Output the material beneath exactly, leaving nothing out.

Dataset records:
===

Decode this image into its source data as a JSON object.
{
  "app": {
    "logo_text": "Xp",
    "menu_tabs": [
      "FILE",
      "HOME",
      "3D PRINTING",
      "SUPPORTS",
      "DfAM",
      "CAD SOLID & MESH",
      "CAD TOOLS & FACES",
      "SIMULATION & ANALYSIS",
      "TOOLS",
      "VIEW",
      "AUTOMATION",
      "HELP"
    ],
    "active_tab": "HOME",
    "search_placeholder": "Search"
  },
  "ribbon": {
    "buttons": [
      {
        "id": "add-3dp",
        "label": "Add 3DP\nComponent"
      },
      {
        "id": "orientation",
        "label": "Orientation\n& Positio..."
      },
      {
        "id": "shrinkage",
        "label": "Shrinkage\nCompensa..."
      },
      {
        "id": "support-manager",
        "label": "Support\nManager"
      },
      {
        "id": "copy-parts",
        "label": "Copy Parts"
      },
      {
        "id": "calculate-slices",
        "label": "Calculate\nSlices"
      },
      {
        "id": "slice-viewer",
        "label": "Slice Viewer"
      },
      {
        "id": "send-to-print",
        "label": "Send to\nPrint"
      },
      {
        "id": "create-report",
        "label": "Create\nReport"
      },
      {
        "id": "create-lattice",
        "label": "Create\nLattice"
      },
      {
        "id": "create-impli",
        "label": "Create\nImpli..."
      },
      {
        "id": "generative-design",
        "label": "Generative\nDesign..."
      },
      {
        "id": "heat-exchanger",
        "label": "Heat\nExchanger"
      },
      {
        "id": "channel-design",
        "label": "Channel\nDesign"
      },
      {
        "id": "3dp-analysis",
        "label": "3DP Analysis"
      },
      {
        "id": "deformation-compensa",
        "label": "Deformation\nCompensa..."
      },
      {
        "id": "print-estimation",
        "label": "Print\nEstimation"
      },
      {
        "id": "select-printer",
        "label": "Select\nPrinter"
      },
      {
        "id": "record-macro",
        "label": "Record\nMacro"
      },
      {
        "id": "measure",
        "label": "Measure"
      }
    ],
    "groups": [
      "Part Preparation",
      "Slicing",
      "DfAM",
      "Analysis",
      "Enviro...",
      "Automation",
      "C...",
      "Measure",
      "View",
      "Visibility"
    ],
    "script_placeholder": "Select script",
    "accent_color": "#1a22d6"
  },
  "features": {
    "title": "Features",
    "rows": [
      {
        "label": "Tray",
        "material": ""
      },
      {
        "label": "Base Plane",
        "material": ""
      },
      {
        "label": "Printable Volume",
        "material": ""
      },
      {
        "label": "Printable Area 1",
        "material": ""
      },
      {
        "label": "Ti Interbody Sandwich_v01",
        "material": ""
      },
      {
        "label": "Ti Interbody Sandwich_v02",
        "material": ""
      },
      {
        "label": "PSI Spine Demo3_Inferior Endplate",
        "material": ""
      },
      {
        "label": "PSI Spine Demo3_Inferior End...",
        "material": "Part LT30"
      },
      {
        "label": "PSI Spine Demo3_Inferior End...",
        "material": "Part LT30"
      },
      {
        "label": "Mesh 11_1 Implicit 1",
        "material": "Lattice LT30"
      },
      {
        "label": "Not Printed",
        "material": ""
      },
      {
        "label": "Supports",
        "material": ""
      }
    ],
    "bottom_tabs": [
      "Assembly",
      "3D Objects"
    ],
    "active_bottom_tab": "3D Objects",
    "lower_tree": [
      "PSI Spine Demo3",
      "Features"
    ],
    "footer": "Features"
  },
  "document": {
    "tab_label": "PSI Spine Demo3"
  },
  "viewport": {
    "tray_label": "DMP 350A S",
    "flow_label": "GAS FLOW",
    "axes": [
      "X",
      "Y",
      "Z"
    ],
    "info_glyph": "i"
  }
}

===

__Worked solution__.
Decode this image into its source data as a JSON object.
{
  "app": {
    "logo_text": "Xp",
    "menu_tabs": [
      "FILE",
      "HOME",
      "3D PRINTING",
      "SUPPORTS",
      "DfAM",
      "CAD SOLID & MESH",
      "CAD TOOLS & FACES",
      "SIMULATION & ANALYSIS",
      "TOOLS",
      "VIEW",
      "AUTOMATION",
      "HELP"
    ],
    "active_tab": "HOME",
    "search_placeholder": "Search"
  },
  "ribbon": {
    "buttons": [
      {
        "id": "add-3dp",
        "label": "Add 3DP\nComponent"
      },
      {
        "id": "orientation",
        "label": "Orientation\n& Positio..."
      },
      {
        "id": "shrinkage",
        "label": "Shrinkage\nCompensa..."
      },
      {
        "id": "support-manager",
        "label": "Support\nManager"
      },
      {
        "id": "copy-parts",
        "label": "Copy Parts"
      },
      {
        "id": "calculate-slices",
        "label": "Calculate\nSlices"
      },
      {
        "id": "slice-viewer",
        "label": "Slice Viewer"
      },
      {
        "id": "send-to-print",
        "label": "Send to\nPrint"
      },
      {
        "id": "create-report",
        "label": "Create\nReport"
      },
      {
        "id": "create-lattice",
        "label": "Create\nLattice"
      },
      {
        "id": "create-impli",
        "label": "Create\nImpli..."
      },
      {
        "id": "generative-design",
        "label": "Generative\nDesign..."
      },
      {
        "id": "heat-exchanger",
        "label": "Heat\nExchanger"
      },
      {
        "id": "channel-design",
        "label": "Channel\nDesign"
      },
      {
        "id": "3dp-analysis",
        "label": "3DP Analysis"
      },
      {
        "id": "deformation-compensa",
        "label": "Deformation\nCompensa..."
      },
      {
        "id": "print-estimation",
        "label": "Print\nEstimation"
      },
      {
        "id": "select-printer",
        "label": "Select\nPrinter"
      },
      {
        "id": "record-macro",
        "label": "Record\nMacro"
      },
      {
        "id": "measure",
        "label": "Measure"
      }
    ],
    "groups": [
      "Part Preparation",
      "Slicing",
      "DfAM",
      "Analysis",
      "Enviro...",
      "Automation",
      "C...",
      "Measure",
      "View",
      "Visibility"
    ],
    "script_placeholder": "Select script",
    "accent_color": "#1a22d6"
  },
  "features": {
    "title": "Features",
    "rows": [
      {
        "label": "Tray",
        "material": ""
      },
      {
        "label": "Base Plane",
        "material": ""
      },
      {
        "label": "Printable Volume",
        "material": ""
      },
      {
        "label": "Printable Area 1",
        "material": ""
      },
      {
        "label": "Ti Interbody Sandwich_v01",
        "material": ""
      },
      {
        "label": "Ti Interbody Sandwich_v02",
        "material": ""
      },
      {
        "label": "PSI Spine Demo3_Inferior Endplate",
        "material": ""
      },
      {
        "label": "PSI Spine Demo3_Inferior End...",
        "material": "Part LT30"
      },
      {
        "label": "PSI Spine Demo3_Inferior End...",
        "material": "Part LT30"
      },
      {
        "label": "Mesh 11_1 Implicit 1",
        "material": "Lattice LT30"
      },
      {
        "label": "Not Printed",
        "material": ""
      },
      {
        "label": "Supports",
        "material": ""
      }
    ],
    "bottom_tabs": [
      "Assembly",
      "3D Objects"
    ],
    "active_bottom_tab": "3D Objects",
    "lower_tree": [
      "PSI Spine Demo3",
      "Features"
    ],
    "footer": "Features"
  },
  "document": {
    "tab_label": "PSI Spine Demo3"
  },
  "viewport": {
    "tray_label": "DMP 350A S",
    "flow_label": "GAS FLOW",
    "axes": [
      "X",
      "Y",
      "Z"
    ],
    "info_glyph": "i"
  }
}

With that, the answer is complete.